Give again, unaltered, the line with "What does this" and all lines that follow it in the listing below, minus any pictures.

====== Source material

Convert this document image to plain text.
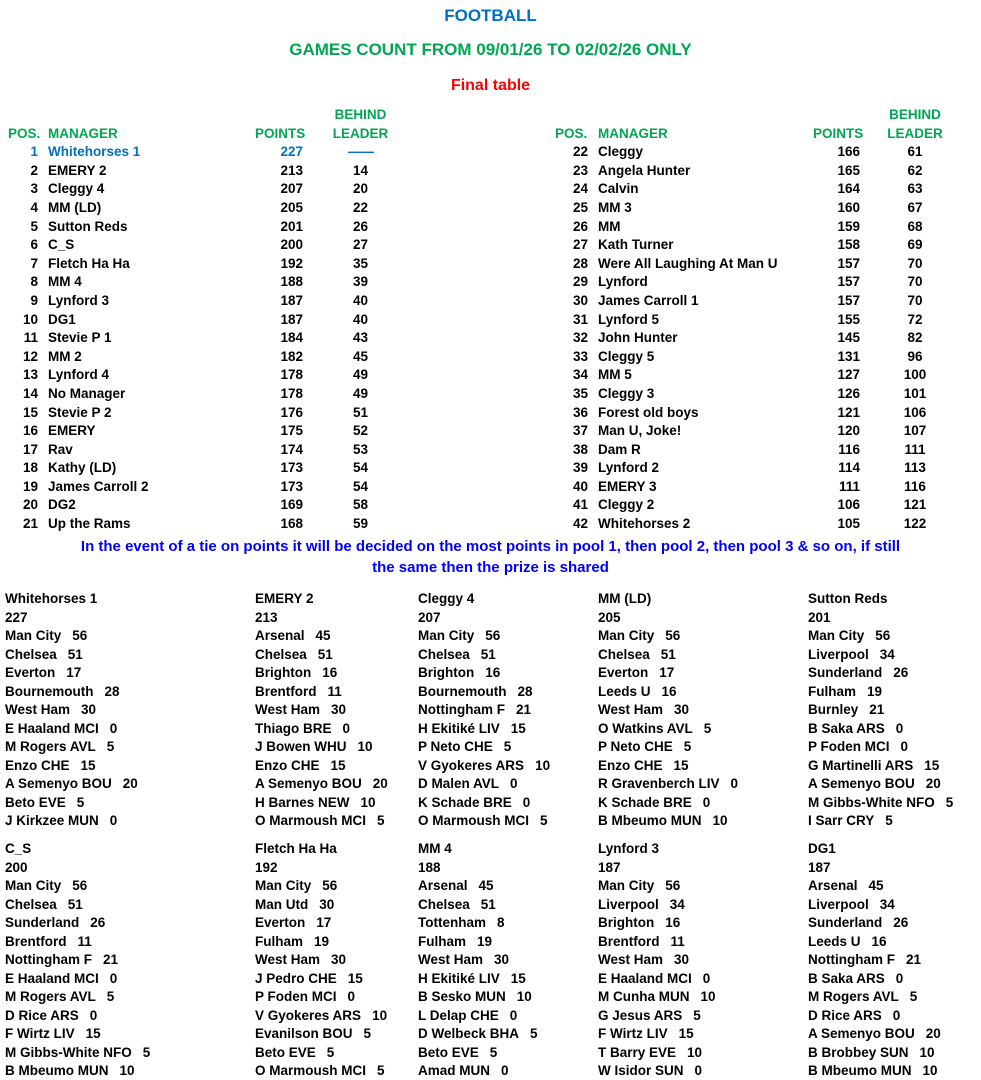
FOOTBALL
GAMES COUNT FROM 09/01/26 TO 02/02/26 ONLY
Final table
BEHIND
POS. MANAGER	POINTS	LEADER
1 Whitehorses 1	227	——
2 EMERY 2	213	14
3 Cleggy 4	207	20
4 MM (LD)	205	22
5 Sutton Reds	201	26
6 C_S	200	27
7 Fletch Ha Ha	192	35
8 MM 4	188	39
9 Lynford 3	187	40
10 DG1	187	40
11 Stevie P 1	184	43
12 MM 2	182	45
13 Lynford 4	178	49
14 No Manager	178	49
15 Stevie P 2	176	51
16 EMERY	175	52
17 Rav	174	53
18 Kathy (LD)	173	54
19 James Carroll 2	173	54
20 DG2	169	58
21 Up the Rams	168	59
BEHIND
POS. MANAGER	POINTS	LEADER
22 Cleggy	166	61
23 Angela Hunter	165	62
24 Calvin	164	63
25 MM 3	160	67
26 MM	159	68
27 Kath Turner	158	69
28 Were All Laughing At Man U	157	70
29 Lynford	157	70
30 James Carroll 1	157	70
31 Lynford 5	155	72
32 John Hunter	145	82
33 Cleggy 5	131	96
34 MM 5	127	100
35 Cleggy 3	126	101
36 Forest old boys	121	106
37 Man U, Joke!	120	107
38 Dam R	116	111
39 Lynford 2	114	113
40 EMERY 3	111	116
41 Cleggy 2	106	121
42 Whitehorses 2	105	122
In the event of a tie on points it will be decided on the most points in pool 1, then pool 2, then pool 3 & so on, if still
the same then the prize is shared
Whitehorses 1
227
Man City 56
Chelsea 51
Everton 17
Bournemouth 28
West Ham 30
E Haaland MCI 0
M Rogers AVL 5
Enzo CHE 15
A Semenyo BOU 20
Beto EVE 5
J Kirkzee MUN 0
EMERY 2
213
Arsenal 45
Chelsea 51
Brighton 16
Brentford 11
West Ham 30
Thiago BRE 0
J Bowen WHU 10
Enzo CHE 15
A Semenyo BOU 20
H Barnes NEW 10
O Marmoush MCI 5
Cleggy 4
207
Man City 56
Chelsea 51
Brighton 16
Bournemouth 28
Nottingham F 21
H Ekitiké LIV 15
P Neto CHE 5
V Gyokeres ARS 10
D Malen AVL 0
K Schade BRE 0
O Marmoush MCI 5
MM (LD)
205
Man City 56
Chelsea 51
Everton 17
Leeds U 16
West Ham 30
O Watkins AVL 5
P Neto CHE 5
Enzo CHE 15
R Gravenberch LIV 0
K Schade BRE 0
B Mbeumo MUN 10
Sutton Reds
201
Man City 56
Liverpool 34
Sunderland 26
Fulham 19
Burnley 21
B Saka ARS 0
P Foden MCI 0
G Martinelli ARS 15
A Semenyo BOU 20
M Gibbs-White NFO 5
I Sarr CRY 5
C_S
200
Man City 56
Chelsea 51
Sunderland 26
Brentford 11
Nottingham F 21
E Haaland MCI 0
M Rogers AVL 5
D Rice ARS 0
F Wirtz LIV 15
M Gibbs-White NFO 5
B Mbeumo MUN 10
Fletch Ha Ha
192
Man City 56
Man Utd 30
Everton 17
Fulham 19
West Ham 30
J Pedro CHE 15
P Foden MCI 0
V Gyokeres ARS 10
Evanilson BOU 5
Beto EVE 5
O Marmoush MCI 5
MM 4
188
Arsenal 45
Chelsea 51
Tottenham 8
Fulham 19
West Ham 30
H Ekitiké LIV 15
B Sesko MUN 10
L Delap CHE 0
D Welbeck BHA 5
Beto EVE 5
Amad MUN 0
Lynford 3
187
Man City 56
Liverpool 34
Brighton 16
Brentford 11
West Ham 30
E Haaland MCI 0
M Cunha MUN 10
G Jesus ARS 5
F Wirtz LIV 15
T Barry EVE 10
W Isidor SUN 0
DG1
187
Arsenal 45
Liverpool 34
Sunderland 26
Leeds U 16
Nottingham F 21
B Saka ARS 0
M Rogers AVL 5
D Rice ARS 0
A Semenyo BOU 20
B Brobbey SUN 10
B Mbeumo MUN 10
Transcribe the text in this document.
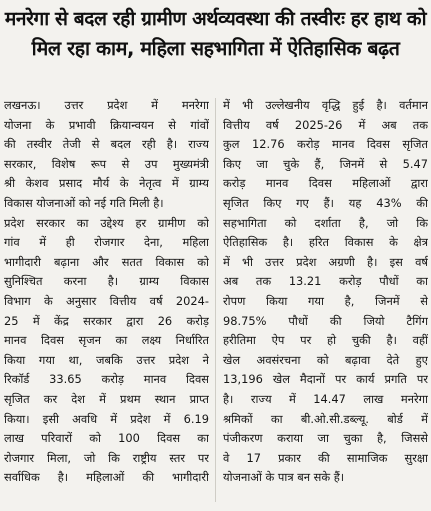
मनरेगा से बदल रही ग्रामीण अर्थव्यवस्था की तस्वीरः हर हाथ को
मिल रहा काम, महिला सहभागिता में ऐतिहासिक बढ़त
लखनऊ। उत्तर प्रदेश में मनरेगा
योजना के प्रभावी क्रियान्वयन से गांवों
की तस्वीर तेजी से बदल रही है। राज्य
सरकार, विशेष रूप से उप मुख्यमंत्री
श्री केशव प्रसाद मौर्य के नेतृत्व में ग्राम्य
विकास योजनाओं को नई गति मिली है।
प्रदेश सरकार का उद्देश्य हर ग्रामीण को
गांव में ही रोजगार देना, महिला
भागीदारी बढ़ाना और सतत विकास को
सुनिश्चित करना है। ग्राम्य विकास
विभाग के अनुसार वित्तीय वर्ष 2024-
25 में केंद्र सरकार द्वारा 26 करोड़
मानव दिवस सृजन का लक्ष्य निर्धारित
किया गया था, जबकि उत्तर प्रदेश ने
रिकॉर्ड 33.65 करोड़ मानव दिवस
सृजित कर देश में प्रथम स्थान प्राप्त
किया। इसी अवधि में प्रदेश में 6.19
लाख परिवारों को 100 दिवस का
रोजगार मिला, जो कि राष्ट्रीय स्तर पर
सर्वाधिक है। महिलाओं की भागीदारी
में भी उल्लेखनीय वृद्धि हुई है। वर्तमान
वित्तीय वर्ष 2025-26 में अब तक
कुल 12.76 करोड़ मानव दिवस सृजित
किए जा चुके हैं, जिनमें से 5.47
करोड़ मानव दिवस महिलाओं द्वारा
सृजित किए गए हैं। यह 43% की
सहभागिता को दर्शाता है, जो कि
ऐतिहासिक है। हरित विकास के क्षेत्र
में भी उत्तर प्रदेश अग्रणी है। इस वर्ष
अब तक 13.21 करोड़ पौधों का
रोपण किया गया है, जिनमें से
98.75% पौधों की जियो टैगिंग
हरीतिमा ऐप पर हो चुकी है। वहीं
खेल अवसंरचना को बढ़ावा देते हुए
13,196 खेल मैदानों पर कार्य प्रगति पर
है। राज्य में 14.47 लाख मनरेगा
श्रमिकों का बी.ओ.सी.डब्ल्यू. बोर्ड में
पंजीकरण कराया जा चुका है, जिससे
वे 17 प्रकार की सामाजिक सुरक्षा
योजनाओं के पात्र बन सके हैं।
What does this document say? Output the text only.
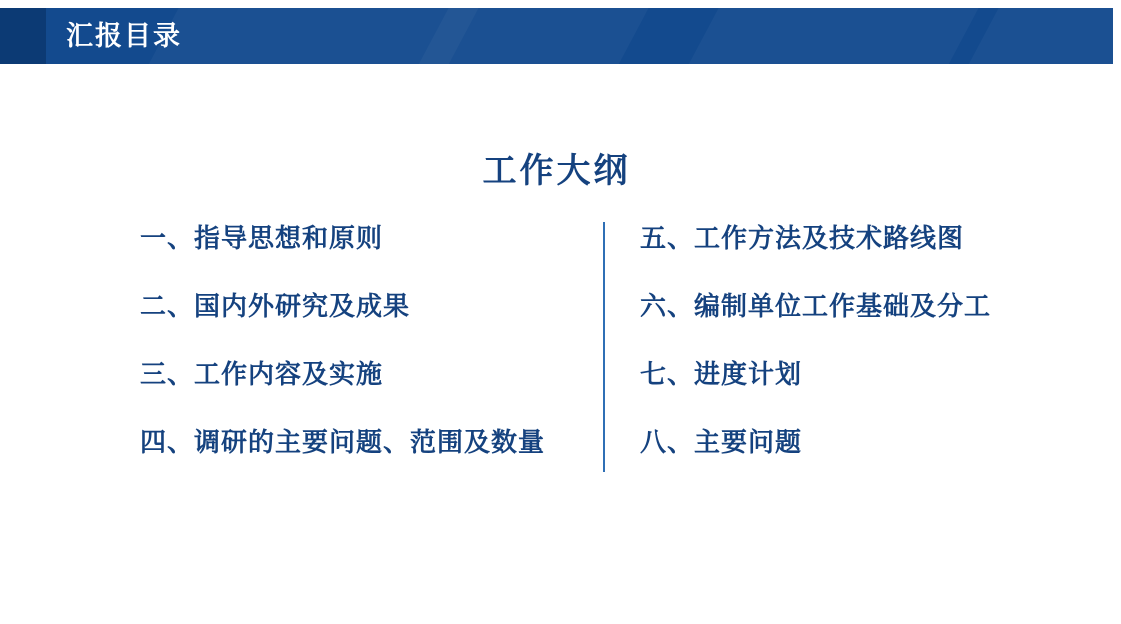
汇报目录
工作大纲
一、指导思想和原则
二、国内外研究及成果
三、工作内容及实施
四、调研的主要问题、范围及数量
五、工作方法及技术路线图
六、编制单位工作基础及分工
七、进度计划
八、主要问题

============

Answer to the exercise
What does this document say? Output the text only.
汇报目录
工作大纲
一、指导思想和原则
二、国内外研究及成果
三、工作内容及实施
四、调研的主要问题、范围及数量
五、工作方法及技术路线图
六、编制单位工作基础及分工
七、进度计划
八、主要问题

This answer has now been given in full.